Omit every image, and transcribe the remaining entries exactly as given.

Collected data
☆ ☆ ☆ ☆ ☆

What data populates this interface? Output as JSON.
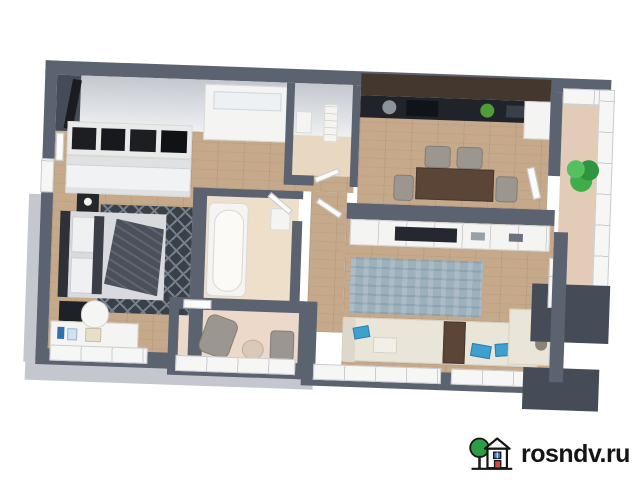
{
  "watermark": {
    "text": "rosndv.ru",
    "logo": "tree-house-icon",
    "text_color": "#151515",
    "tree_color": "#2d9c45",
    "house_window_color": "#3b7fd4",
    "house_door_color": "#d1493f",
    "outline_color": "#161616"
  },
  "palette": {
    "wall": "#5b6270",
    "wall_dark": "#454b57",
    "wall_face": "#eef0f2",
    "wall_face_shadow": "#c4c8ce",
    "wood": "#c6a98a",
    "tile_bath": "#eddfc9",
    "tile_wc": "#e9d8c1",
    "balcony_floor": "#ecd9ca",
    "balcony_right_floor": "#e2ccb7",
    "white_furniture": "#f4f4f2",
    "rug_dark": "#394048",
    "rug_lattice": "#76808c",
    "rug_blue": "#9db1bd",
    "sofa_cream": "#eae5d9",
    "pillow_blue": "#3da0cf",
    "kitchen_cabinet": "#44372e",
    "kitchen_counter": "#20242a",
    "dining_table": "#5a4537",
    "chair_gray": "#9b968f",
    "bed_headboard": "#2e3238",
    "bedding": "#d9dadd",
    "blanket": "#4b505a",
    "plant_green": "#3fae4a",
    "tv_black": "#25282e"
  },
  "floorplan": {
    "view": "3d-top-down-apartment-render",
    "rooms": [
      {
        "name": "hallway",
        "floor": "wood",
        "furniture": [
          "open-wardrobe",
          "dresser",
          "console-cabinet",
          "coat-rack"
        ]
      },
      {
        "name": "bedroom",
        "floor": "wood",
        "furniture": [
          "double-bed",
          "dark-patterned-rug",
          "nightstand",
          "bench",
          "vanity-desk",
          "desk-chair",
          "cosmetics"
        ]
      },
      {
        "name": "bathroom",
        "floor": "beige-tile",
        "furniture": [
          "bathtub",
          "cabinet"
        ]
      },
      {
        "name": "wc",
        "floor": "beige-tile",
        "furniture": [
          "radiator",
          "washbasin"
        ]
      },
      {
        "name": "kitchen-dining",
        "floor": "wood",
        "furniture": [
          "dark-kitchen-cabinets",
          "black-countertop",
          "sink",
          "cooktop",
          "green-plate",
          "fridge",
          "dining-table",
          "four-gray-chairs"
        ]
      },
      {
        "name": "living-room",
        "floor": "wood",
        "furniture": [
          "white-shelving-with-tv",
          "blue-gray-rug",
          "corner-sofa",
          "blue-pillows",
          "wooden-side-table"
        ]
      },
      {
        "name": "loggia-bottom",
        "floor": "beige",
        "furniture": [
          "lounge-chair",
          "pouf",
          "small-bench"
        ]
      },
      {
        "name": "loggia-right",
        "floor": "beige",
        "furniture": [
          "potted-plant"
        ]
      }
    ]
  }
}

☆ ☆ ☆ ☆ ☆

Solution below:
What data populates this interface? Output as JSON.
{
  "watermark": {
    "text": "rosndv.ru",
    "logo": "tree-house-icon",
    "text_color": "#151515",
    "tree_color": "#2d9c45",
    "house_window_color": "#3b7fd4",
    "house_door_color": "#d1493f",
    "outline_color": "#161616"
  },
  "palette": {
    "wall": "#5b6270",
    "wall_dark": "#454b57",
    "wall_face": "#eef0f2",
    "wall_face_shadow": "#c4c8ce",
    "wood": "#c6a98a",
    "tile_bath": "#eddfc9",
    "tile_wc": "#e9d8c1",
    "balcony_floor": "#ecd9ca",
    "balcony_right_floor": "#e2ccb7",
    "white_furniture": "#f4f4f2",
    "rug_dark": "#394048",
    "rug_lattice": "#76808c",
    "rug_blue": "#9db1bd",
    "sofa_cream": "#eae5d9",
    "pillow_blue": "#3da0cf",
    "kitchen_cabinet": "#44372e",
    "kitchen_counter": "#20242a",
    "dining_table": "#5a4537",
    "chair_gray": "#9b968f",
    "bed_headboard": "#2e3238",
    "bedding": "#d9dadd",
    "blanket": "#4b505a",
    "plant_green": "#3fae4a",
    "tv_black": "#25282e"
  },
  "floorplan": {
    "view": "3d-top-down-apartment-render",
    "rooms": [
      {
        "name": "hallway",
        "floor": "wood",
        "furniture": [
          "open-wardrobe",
          "dresser",
          "console-cabinet",
          "coat-rack"
        ]
      },
      {
        "name": "bedroom",
        "floor": "wood",
        "furniture": [
          "double-bed",
          "dark-patterned-rug",
          "nightstand",
          "bench",
          "vanity-desk",
          "desk-chair",
          "cosmetics"
        ]
      },
      {
        "name": "bathroom",
        "floor": "beige-tile",
        "furniture": [
          "bathtub",
          "cabinet"
        ]
      },
      {
        "name": "wc",
        "floor": "beige-tile",
        "furniture": [
          "radiator",
          "washbasin"
        ]
      },
      {
        "name": "kitchen-dining",
        "floor": "wood",
        "furniture": [
          "dark-kitchen-cabinets",
          "black-countertop",
          "sink",
          "cooktop",
          "green-plate",
          "fridge",
          "dining-table",
          "four-gray-chairs"
        ]
      },
      {
        "name": "living-room",
        "floor": "wood",
        "furniture": [
          "white-shelving-with-tv",
          "blue-gray-rug",
          "corner-sofa",
          "blue-pillows",
          "wooden-side-table"
        ]
      },
      {
        "name": "loggia-bottom",
        "floor": "beige",
        "furniture": [
          "lounge-chair",
          "pouf",
          "small-bench"
        ]
      },
      {
        "name": "loggia-right",
        "floor": "beige",
        "furniture": [
          "potted-plant"
        ]
      }
    ]
  }
}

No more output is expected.